## Work required
How many lines in the records below contain the word "маннитола"? Give only the number.

## begin Recorded information

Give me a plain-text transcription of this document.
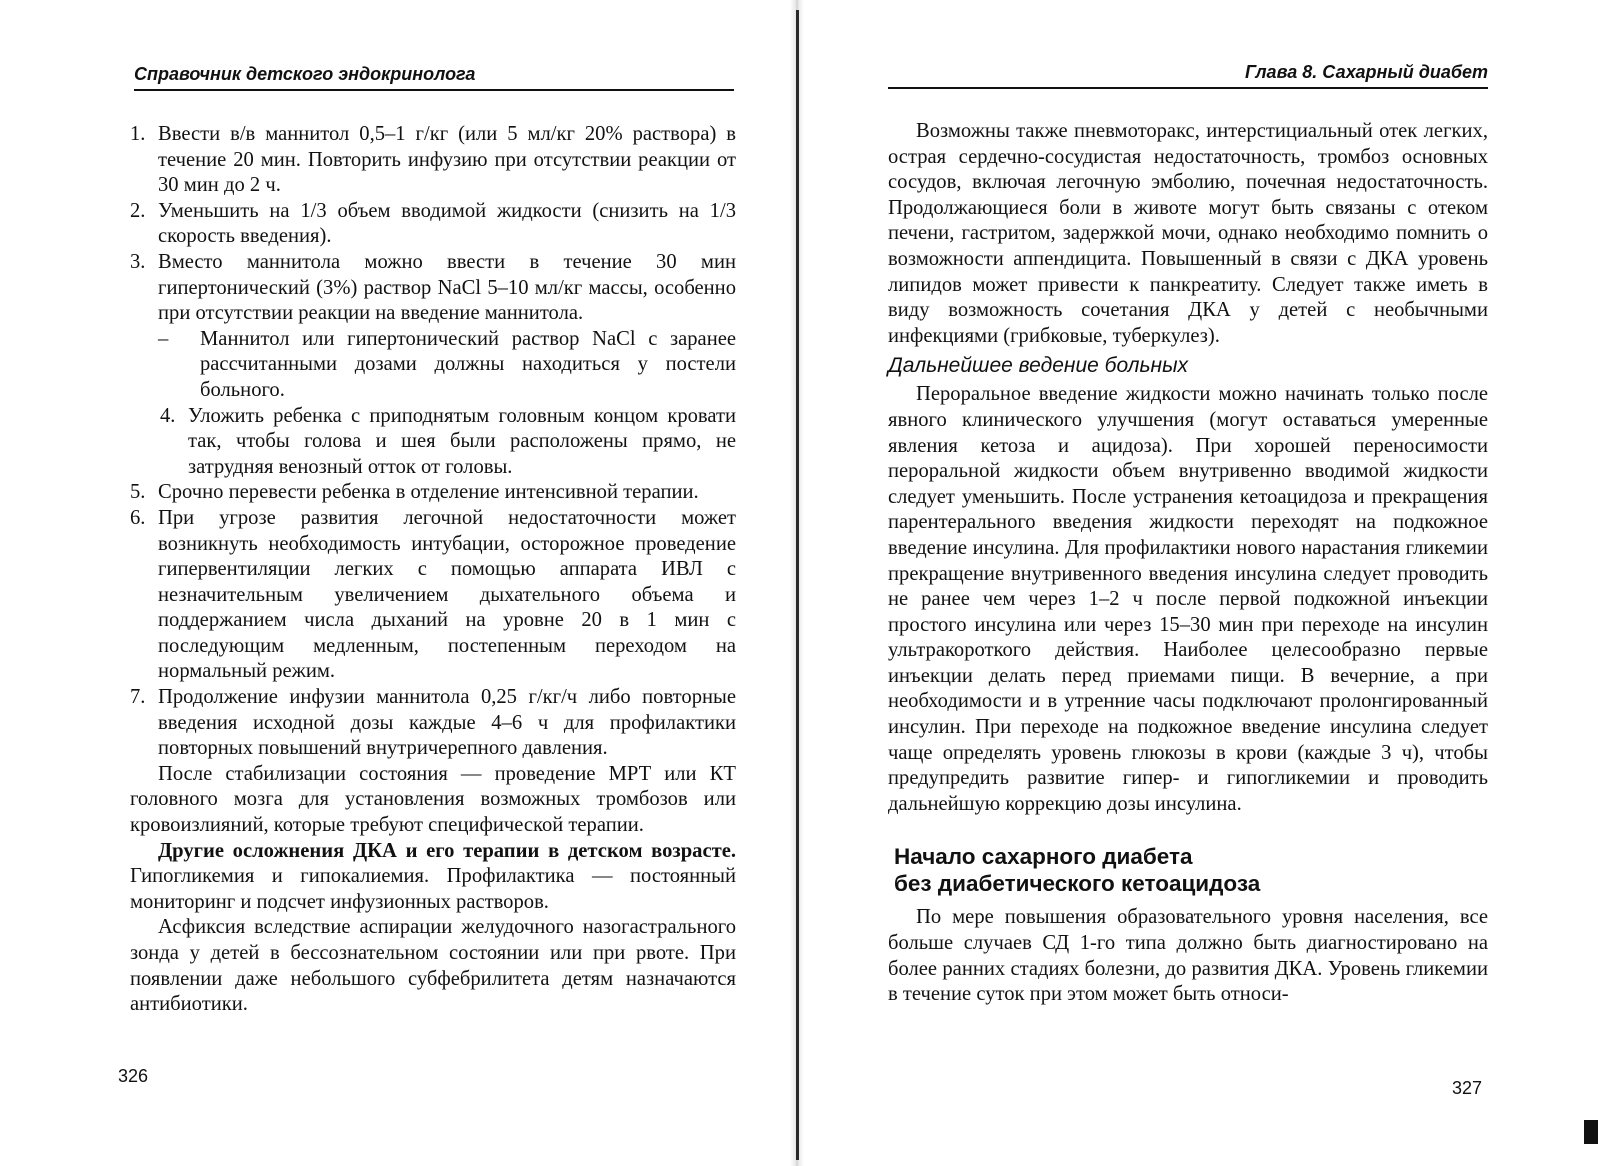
Справочник детского эндокринолога
1. Ввести в/в маннитол 0,5–1 г/кг (или 5 мл/кг 20% раствора) в течение 20 мин. Повторить инфузию при отсутствии реакции от 30 мин до 2 ч.
2. Уменьшить на 1/3 объем вводимой жидкости (снизить на 1/3 скорость введения).
3. Вместо маннитола можно ввести в течение 30 мин гипертонический (3%) раствор NaCl 5–10 мл/кг массы, особенно при отсутствии реакции на введение маннитола.
– Маннитол или гипертонический раствор NaCl с заранее рассчитанными дозами должны находиться у постели больного.
4. Уложить ребенка с приподнятым головным концом кровати так, чтобы голова и шея были расположены прямо, не затрудняя венозный отток от головы.
5. Срочно перевести ребенка в отделение интенсивной терапии.
6. При угрозе развития легочной недостаточности может возникнуть необходимость интубации, осторожное проведение гипервентиляции легких с помощью аппарата ИВЛ с незначительным увеличением дыхательного объема и поддержанием числа дыханий на уровне 20 в 1 мин с последующим медленным, постепенным переходом на нормальный режим.
7. Продолжение инфузии маннитола 0,25 г/кг/ч либо повторные введения исходной дозы каждые 4–6 ч для профилактики повторных повышений внутричерепного давления.

После стабилизации состояния — проведение МРТ или КТ головного мозга для установления возможных тромбозов или кровоизлияний, которые требуют специфической терапии.

Другие осложнения ДКА и его терапии в детском возрасте. Гипогликемия и гипокалиемия. Профилактика — постоянный мониторинг и подсчет инфузионных растворов.

Асфиксия вследствие аспирации желудочного назогастрального зонда у детей в бессознательном состоянии или при рвоте. При появлении даже небольшого субфебрилитета детям назначаются антибиотики.

326
Глава 8. Сахарный диабет

Возможны также пневмоторакс, интерстициальный отек легких, острая сердечно-сосудистая недостаточность, тромбоз основных сосудов, включая легочную эмболию, почечная недостаточность. Продолжающиеся боли в животе могут быть связаны с отеком печени, гастритом, задержкой мочи, однако необходимо помнить о возможности аппендицита. Повышенный в связи с ДКА уровень липидов может привести к панкреатиту. Следует также иметь в виду возможность сочетания ДКА у детей с необычными инфекциями (грибковые, туберкулез).

Дальнейшее ведение больных

Пероральное введение жидкости можно начинать только после явного клинического улучшения (могут оставаться умеренные явления кетоза и ацидоза). При хорошей переносимости пероральной жидкости объем внутривенно вводимой жидкости следует уменьшить. После устранения кетоацидоза и прекращения парентерального введения жидкости переходят на подкожное введение инсулина. Для профилактики нового нарастания гликемии прекращение внутривенного введения инсулина следует проводить не ранее чем через 1–2 ч после первой подкожной инъекции простого инсулина или через 15–30 мин при переходе на инсулин ультракороткого действия. Наиболее целесообразно первые инъекции делать перед приемами пищи. В вечерние, а при необходимости и в утренние часы подключают пролонгированный инсулин. При переходе на подкожное введение инсулина следует чаще определять уровень глюкозы в крови (каждые 3 ч), чтобы предупредить развитие гипер- и гипогликемии и проводить дальнейшую коррекцию дозы инсулина.

Начало сахарного диабета
без диабетического кетоацидоза

По мере повышения образовательного уровня населения, все больше случаев СД 1-го типа должно быть диагностировано на более ранних стадиях болезни, до развития ДКА. Уровень гликемии в течение суток при этом может быть относи-

327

## end Recorded information

## Correct result
2